Raw records
□ □ □
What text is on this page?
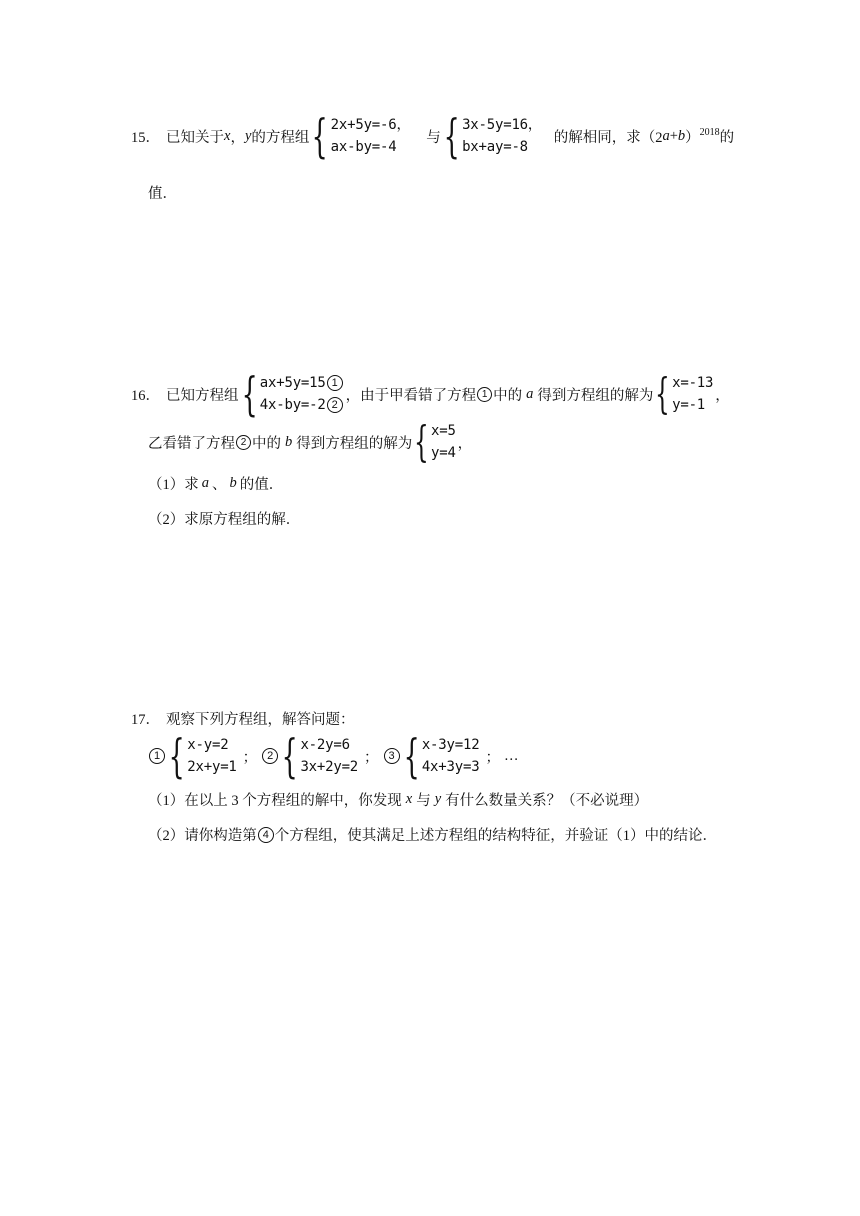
15． 已知关于 x ， y 的方程组 { 2x+5y=-6，
ax-by=-4
与 { 3x-5y=16，
bx+ay=-8
的解相同，求（2 a + b ）$^{2018}$ 的
值．
16． 已知方程组 { ax+5y=15 1
4x-by=-2 2
，由于甲看错了方程 1 中的 a 得到方程组的解为 { x=-13
y=-1
，
乙看错了方程 2 中的 b 得到方程组的解为 { x=5
y=4
，
（1）求 a 、 b 的值．
（2）求原方程组的解．
17． 观察下列方程组，解答问题：
1 { x-y=2
2x+y=1
； 2 { x-2y=6
3x+2y=2
； 3 { x-3y=12
4x+3y=3
； …
（1）在以上 3 个方程组的解中，你发现 x 与 y 有什么数量关系？（不必说理）
（2）请你构造第 4 个方程组，使其满足上述方程组的结构特征，并验证（1）中的结论．
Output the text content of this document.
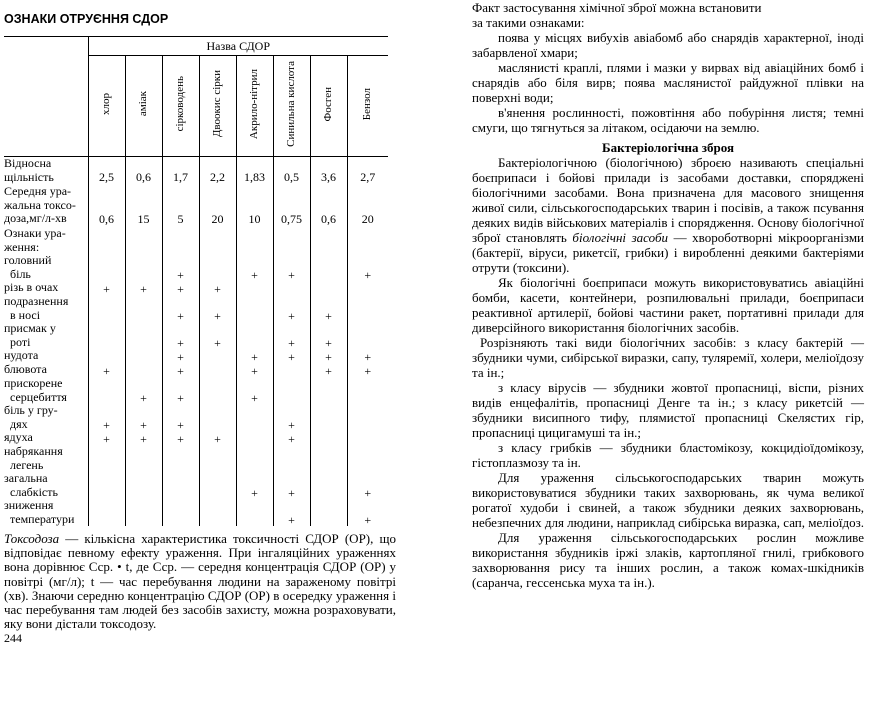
ОЗНАКИ ОТРУЄННЯ СДОР
	Назва СДОР							
	хлор	аміак	сірководень	Двоокис сірки	Акрило-нітрил	Синильна кислота	Фосген	Бензол

Відносна щільність	2,5	0,6	1,7	2,2	1,83	0,5	3,6	2,7

Середня ура-
жальна токсо-
доза,мг/л-хв	0,6	15	5	20	10	0,75	0,6	20

Ознаки ура-
ження:								

головний
біль			+		+	+		+

різь в очах	+	+	+	+				

подразнення
в носі			+	+		+	+	

присмак у
роті			+	+		+	+	

нудота			+		+	+	+	+

блювота	+		+		+		+	+

прискорене
серцебиття		+	+		+			

біль у гру-
дях	+	+	+			+		

ядуха	+	+	+	+		+		

набрякання
легень								

загальна
слабкість					+	+		+

зниження
температури						+		+

Токсодоза — кількісна характеристика токсичності СДОР (ОР), що відповідає певному ефекту ураження. При інгаляційних ураженнях вона дорівнює Сср. • t, де Сср. — середня концентрація СДОР (ОР) у повітрі (мг/л); t — час перебування людини на зараженому повітрі (хв). Знаючи середню концентрацію СДОР (ОР) в осередку ураження і час перебування там людей без засобів захисту, можна розраховувати, яку вони дістали токсодозу.

244

Факт застосування хімічної зброї можна встановити

за такими ознаками:

поява у місцях вибухів авіабомб або снарядів характерної, іноді забарвленої хмари;

маслянисті краплі, плями і мазки у вирвах від авіаційних бомб і снарядів або біля вирв; поява маслянистої райдужної плівки на поверхні води;

в'янення рослинності, пожовтіння або побуріння листя; темні смуги, що тягнуться за літаком, осідаючи на землю.

Бактеріологічна зброя

Бактеріологічною (біологічною) зброєю називають спеціальні боєприпаси і бойові прилади із засобами доставки, споряджені біологічними засобами. Вона призначена для масового знищення живої сили, сільськогосподарських тварин і посівів, а також псування деяких видів військових матеріалів і спорядження. Основу біологічної зброї становлять біологічні засоби — хвороботворні мікроорганізми (бактерії, віруси, рикетсії, грибки) і виробленні деякими бактеріями отрути (токсини).

Як біологічні боєприпаси можуть використовуватись авіаційні бомби, касети, контейнери, розпилювальні прилади, боєприпаси реактивної артилерії, бойові частини ракет, портативні прилади для диверсійного використання біологічних засобів.

Розрізняють такі види біологічних засобів: з класу бактерій — збудники чуми, сибірської виразки, сапу, туляремії, холери, меліоїдозу та ін.;

з класу вірусів — збудники жовтої пропасниці, віспи, різних видів енцефалітів, пропасниці Денге та ін.; з класу рикетсій — збудники висипного тифу, плямистої пропасниці Скелястих гір, пропасниці цицигамуші та ін.;

з класу грибків — збудники бластомікозу, кокцидіоїдомікозу, гістоплазмозу та ін.

Для ураження сільськогосподарських тварин можуть використовуватися збудники таких захворювань, як чума великої рогатої худоби і свиней, а також збудники деяких захворювань, небезпечних для людини, наприклад сибірська виразка, сап, меліоїдоз.

Для ураження сільськогосподарських рослин можливе використання збудників іржі злаків, картопляної гнилі, грибкового захворювання рису та інших рослин, а також комах-шкідників (саранча, гессенська муха та ін.).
□ □ □
Note how many lines in the material hold the word "得到方程组的解为", and give that number with nothing added.

2